— Start Stored records —

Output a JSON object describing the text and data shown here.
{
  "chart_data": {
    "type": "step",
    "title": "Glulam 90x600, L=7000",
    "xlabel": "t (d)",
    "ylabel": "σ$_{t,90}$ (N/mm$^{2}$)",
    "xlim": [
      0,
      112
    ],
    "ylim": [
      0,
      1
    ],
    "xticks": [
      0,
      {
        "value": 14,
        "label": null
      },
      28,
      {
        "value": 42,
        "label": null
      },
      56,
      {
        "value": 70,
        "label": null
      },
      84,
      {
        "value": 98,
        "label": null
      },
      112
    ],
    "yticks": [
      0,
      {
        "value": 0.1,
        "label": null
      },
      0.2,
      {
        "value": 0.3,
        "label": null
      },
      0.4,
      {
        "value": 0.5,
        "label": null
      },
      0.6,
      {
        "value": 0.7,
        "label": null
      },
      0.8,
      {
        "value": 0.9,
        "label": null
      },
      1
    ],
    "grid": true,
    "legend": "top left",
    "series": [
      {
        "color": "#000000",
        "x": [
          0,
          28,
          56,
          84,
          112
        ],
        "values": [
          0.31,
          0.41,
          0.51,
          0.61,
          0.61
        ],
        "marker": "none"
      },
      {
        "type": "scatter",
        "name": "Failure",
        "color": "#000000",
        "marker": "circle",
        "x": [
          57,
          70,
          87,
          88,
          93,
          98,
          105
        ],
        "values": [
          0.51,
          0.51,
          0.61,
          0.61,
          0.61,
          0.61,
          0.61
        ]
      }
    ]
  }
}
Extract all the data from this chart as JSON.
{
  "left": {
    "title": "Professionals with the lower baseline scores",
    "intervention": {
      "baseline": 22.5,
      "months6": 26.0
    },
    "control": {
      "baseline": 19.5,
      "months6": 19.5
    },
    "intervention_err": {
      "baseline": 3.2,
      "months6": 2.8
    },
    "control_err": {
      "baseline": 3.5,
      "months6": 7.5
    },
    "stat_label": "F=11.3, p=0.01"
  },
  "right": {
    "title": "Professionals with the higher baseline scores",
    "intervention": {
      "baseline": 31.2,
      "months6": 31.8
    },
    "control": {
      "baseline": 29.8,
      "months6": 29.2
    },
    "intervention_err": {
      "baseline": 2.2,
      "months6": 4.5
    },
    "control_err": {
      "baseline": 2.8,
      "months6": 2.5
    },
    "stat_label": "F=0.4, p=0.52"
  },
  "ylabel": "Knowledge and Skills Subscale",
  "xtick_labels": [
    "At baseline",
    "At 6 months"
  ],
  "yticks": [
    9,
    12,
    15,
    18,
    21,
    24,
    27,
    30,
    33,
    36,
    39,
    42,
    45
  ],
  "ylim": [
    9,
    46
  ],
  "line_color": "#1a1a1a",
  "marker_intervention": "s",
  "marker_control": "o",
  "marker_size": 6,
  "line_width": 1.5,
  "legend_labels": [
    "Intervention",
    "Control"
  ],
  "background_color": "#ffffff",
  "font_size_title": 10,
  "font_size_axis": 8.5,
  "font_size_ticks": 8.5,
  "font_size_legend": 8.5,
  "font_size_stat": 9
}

— End Stored records —

_Set exercise_: Write the listing out again, exactly as shown above.

_Written solution_:
Output a JSON object describing the text and data shown here.
{
  "chart_data": {
    "type": "step",
    "title": "Glulam 90x600, L=7000",
    "xlabel": "t (d)",
    "ylabel": "σ$_{t,90}$ (N/mm$^{2}$)",
    "xlim": [
      0,
      112
    ],
    "ylim": [
      0,
      1
    ],
    "xticks": [
      0,
      {
        "value": 14,
        "label": null
      },
      28,
      {
        "value": 42,
        "label": null
      },
      56,
      {
        "value": 70,
        "label": null
      },
      84,
      {
        "value": 98,
        "label": null
      },
      112
    ],
    "yticks": [
      0,
      {
        "value": 0.1,
        "label": null
      },
      0.2,
      {
        "value": 0.3,
        "label": null
      },
      0.4,
      {
        "value": 0.5,
        "label": null
      },
      0.6,
      {
        "value": 0.7,
        "label": null
      },
      0.8,
      {
        "value": 0.9,
        "label": null
      },
      1
    ],
    "grid": true,
    "legend": "top left",
    "series": [
      {
        "color": "#000000",
        "x": [
          0,
          28,
          56,
          84,
          112
        ],
        "values": [
          0.31,
          0.41,
          0.51,
          0.61,
          0.61
        ],
        "marker": "none"
      },
      {
        "type": "scatter",
        "name": "Failure",
        "color": "#000000",
        "marker": "circle",
        "x": [
          57,
          70,
          87,
          88,
          93,
          98,
          105
        ],
        "values": [
          0.51,
          0.51,
          0.61,
          0.61,
          0.61,
          0.61,
          0.61
        ]
      }
    ]
  }
}
Extract all the data from this chart as JSON.
{
  "left": {
    "title": "Professionals with the lower baseline scores",
    "intervention": {
      "baseline": 22.5,
      "months6": 26.0
    },
    "control": {
      "baseline": 19.5,
      "months6": 19.5
    },
    "intervention_err": {
      "baseline": 3.2,
      "months6": 2.8
    },
    "control_err": {
      "baseline": 3.5,
      "months6": 7.5
    },
    "stat_label": "F=11.3, p=0.01"
  },
  "right": {
    "title": "Professionals with the higher baseline scores",
    "intervention": {
      "baseline": 31.2,
      "months6": 31.8
    },
    "control": {
      "baseline": 29.8,
      "months6": 29.2
    },
    "intervention_err": {
      "baseline": 2.2,
      "months6": 4.5
    },
    "control_err": {
      "baseline": 2.8,
      "months6": 2.5
    },
    "stat_label": "F=0.4, p=0.52"
  },
  "ylabel": "Knowledge and Skills Subscale",
  "xtick_labels": [
    "At baseline",
    "At 6 months"
  ],
  "yticks": [
    9,
    12,
    15,
    18,
    21,
    24,
    27,
    30,
    33,
    36,
    39,
    42,
    45
  ],
  "ylim": [
    9,
    46
  ],
  "line_color": "#1a1a1a",
  "marker_intervention": "s",
  "marker_control": "o",
  "marker_size": 6,
  "line_width": 1.5,
  "legend_labels": [
    "Intervention",
    "Control"
  ],
  "background_color": "#ffffff",
  "font_size_title": 10,
  "font_size_axis": 8.5,
  "font_size_ticks": 8.5,
  "font_size_legend": 8.5,
  "font_size_stat": 9
}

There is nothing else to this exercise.